_Records from a data source_
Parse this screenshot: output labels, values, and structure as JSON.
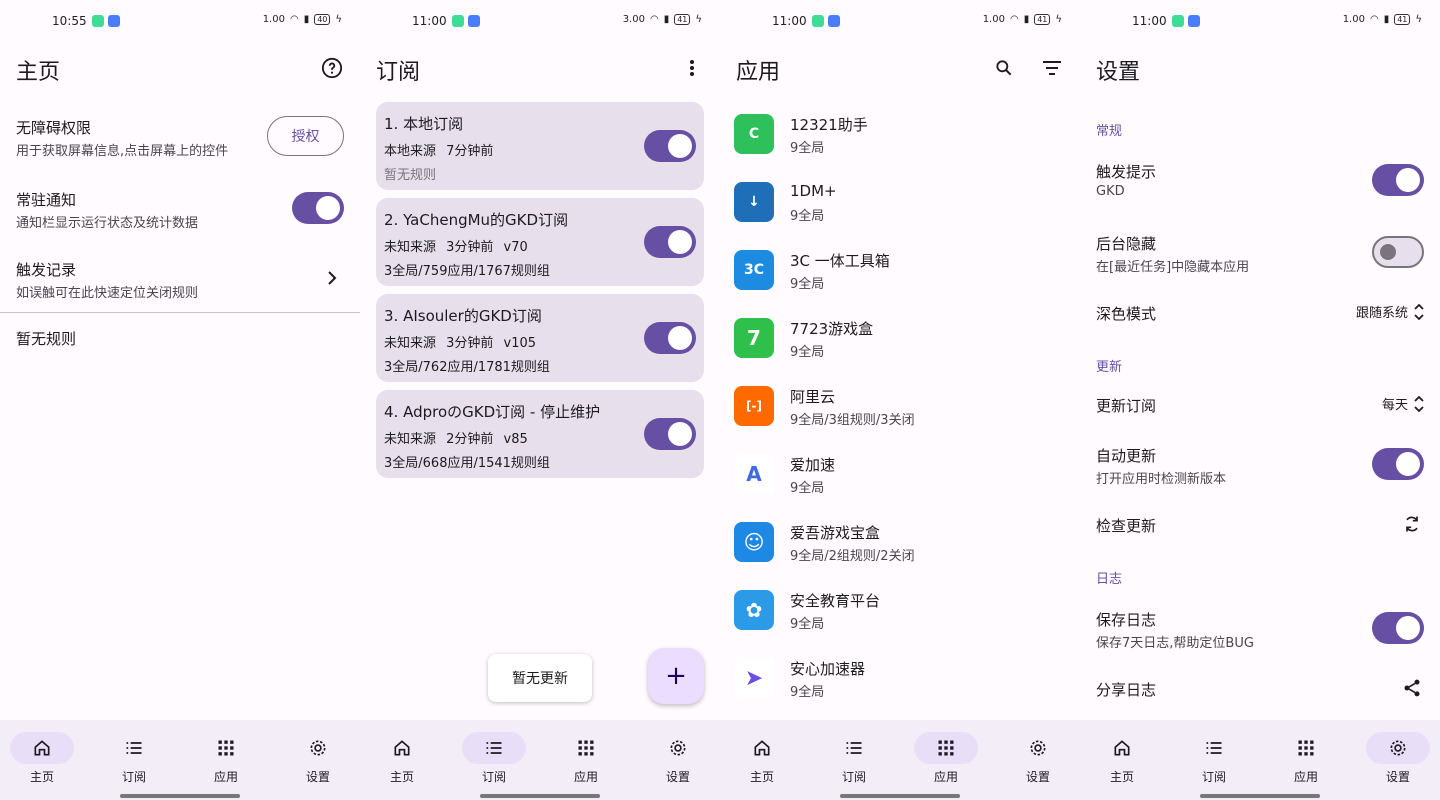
{
  "status": [
    {
      "time": "10:55",
      "speed": "1.00",
      "battery": "40"
    },
    {
      "time": "11:00",
      "speed": "3.00",
      "battery": "41"
    },
    {
      "time": "11:00",
      "speed": "1.00",
      "battery": "41"
    },
    {
      "time": "11:00",
      "speed": "1.00",
      "battery": "41"
    }
  ],
  "nav": {
    "home": "主页",
    "subs": "订阅",
    "apps": "应用",
    "settings": "设置"
  },
  "home": {
    "title": "主页",
    "accessibility": {
      "title": "无障碍权限",
      "desc": "用于获取屏幕信息,点击屏幕上的控件",
      "button": "授权"
    },
    "notification": {
      "title": "常驻通知",
      "desc": "通知栏显示运行状态及统计数据",
      "enabled": true
    },
    "trigger_log": {
      "title": "触发记录",
      "desc": "如误触可在此快速定位关闭规则"
    },
    "empty": "暂无规则"
  },
  "subscriptions": {
    "title": "订阅",
    "items": [
      {
        "name": "1. 本地订阅",
        "meta": "本地来源 7分钟前",
        "detail": "暂无规则",
        "enabled": true
      },
      {
        "name": "2. YaChengMu的GKD订阅",
        "meta": "未知来源 3分钟前 v70",
        "detail": "3全局/759应用/1767规则组",
        "enabled": true
      },
      {
        "name": "3. AIsouler的GKD订阅",
        "meta": "未知来源 3分钟前 v105",
        "detail": "3全局/762应用/1781规则组",
        "enabled": true
      },
      {
        "name": "4. AdproのGKD订阅 - 停止维护",
        "meta": "未知来源 2分钟前 v85",
        "detail": "3全局/668应用/1541规则组",
        "enabled": true
      }
    ],
    "snackbar": "暂无更新",
    "fab_icon": "+"
  },
  "apps": {
    "title": "应用",
    "items": [
      {
        "name": "12321助手",
        "sub": "9全局",
        "color": "#2ec05a",
        "glyph": "C"
      },
      {
        "name": "1DM+",
        "sub": "9全局",
        "color": "#1e6fb8",
        "glyph": "↓"
      },
      {
        "name": "3C 一体工具箱",
        "sub": "9全局",
        "color": "#1c8be0",
        "glyph": "3C"
      },
      {
        "name": "7723游戏盒",
        "sub": "9全局",
        "color": "#2ec04a",
        "glyph": "7"
      },
      {
        "name": "阿里云",
        "sub": "9全局/3组规则/3关闭",
        "color": "#ff6a00",
        "glyph": "[-]"
      },
      {
        "name": "爱加速",
        "sub": "9全局",
        "color": "#ffffff",
        "glyph": "A"
      },
      {
        "name": "爱吾游戏宝盒",
        "sub": "9全局/2组规则/2关闭",
        "color": "#1e88e5",
        "glyph": "☺"
      },
      {
        "name": "安全教育平台",
        "sub": "9全局",
        "color": "#2b9be8",
        "glyph": "✿"
      },
      {
        "name": "安心加速器",
        "sub": "9全局",
        "color": "#ffffff",
        "glyph": "➤"
      }
    ]
  },
  "settings": {
    "title": "设置",
    "sections": {
      "general": "常规",
      "update": "更新",
      "log": "日志"
    },
    "trigger_tip": {
      "title": "触发提示",
      "desc": "GKD",
      "enabled": true
    },
    "hide_recent": {
      "title": "后台隐藏",
      "desc": "在[最近任务]中隐藏本应用",
      "enabled": false
    },
    "dark_mode": {
      "title": "深色模式",
      "value": "跟随系统"
    },
    "update_subs": {
      "title": "更新订阅",
      "value": "每天"
    },
    "auto_update": {
      "title": "自动更新",
      "desc": "打开应用时检测新版本",
      "enabled": true
    },
    "check_update": {
      "title": "检查更新"
    },
    "save_log": {
      "title": "保存日志",
      "desc": "保存7天日志,帮助定位BUG",
      "enabled": true
    },
    "share_log": {
      "title": "分享日志"
    }
  },
  "colors": {
    "primary": "#6750a4",
    "card": "#e7e0ec",
    "nav_bg": "#f3edf7",
    "active_pill": "#e8def8"
  }
}
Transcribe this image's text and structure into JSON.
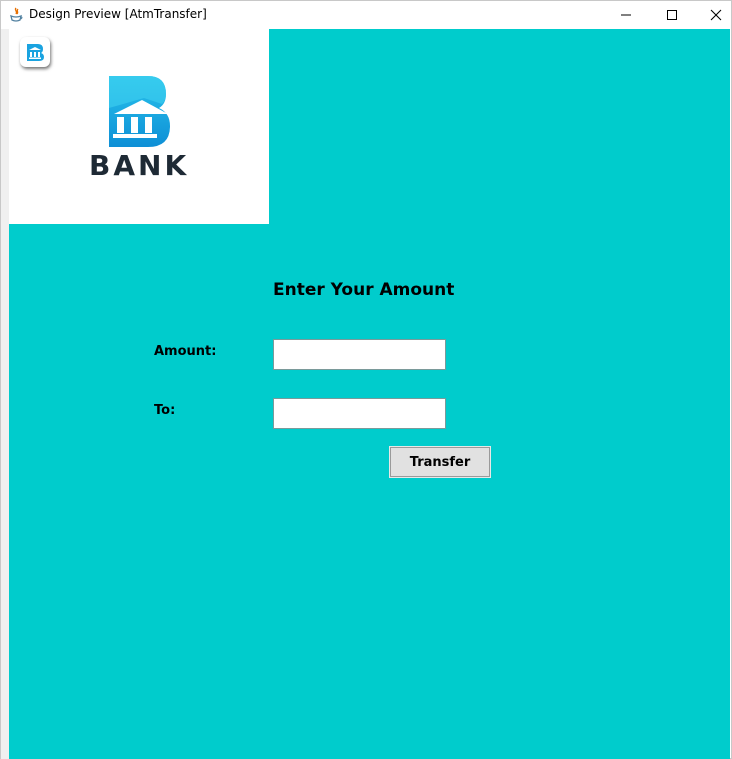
{
  "window": {
    "title": "Design Preview [AtmTransfer]",
    "icon": "java-icon"
  },
  "logo": {
    "wordmark": "BANK",
    "icon": "bank-building-icon",
    "brand_color": "#1aa3e0",
    "text_color": "#1e2a35"
  },
  "form": {
    "heading": "Enter Your Amount",
    "amount_label": "Amount:",
    "amount_value": "",
    "to_label": "To:",
    "to_value": "",
    "submit_label": "Transfer"
  },
  "colors": {
    "background": "#00cccc",
    "panel": "#ffffff",
    "button": "#e1e1e1"
  }
}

_Exercise prompt_
Please retype, exactly and with the pictures left out, the lines from the line containing "Transcribe this image's" through the last line of the records above.

_Reply_
Transcribe this image's text and structure into JSON.
{
  "window": {
    "title": "Design Preview [AtmTransfer]",
    "icon": "java-icon"
  },
  "logo": {
    "wordmark": "BANK",
    "icon": "bank-building-icon",
    "brand_color": "#1aa3e0",
    "text_color": "#1e2a35"
  },
  "form": {
    "heading": "Enter Your Amount",
    "amount_label": "Amount:",
    "amount_value": "",
    "to_label": "To:",
    "to_value": "",
    "submit_label": "Transfer"
  },
  "colors": {
    "background": "#00cccc",
    "panel": "#ffffff",
    "button": "#e1e1e1"
  }
}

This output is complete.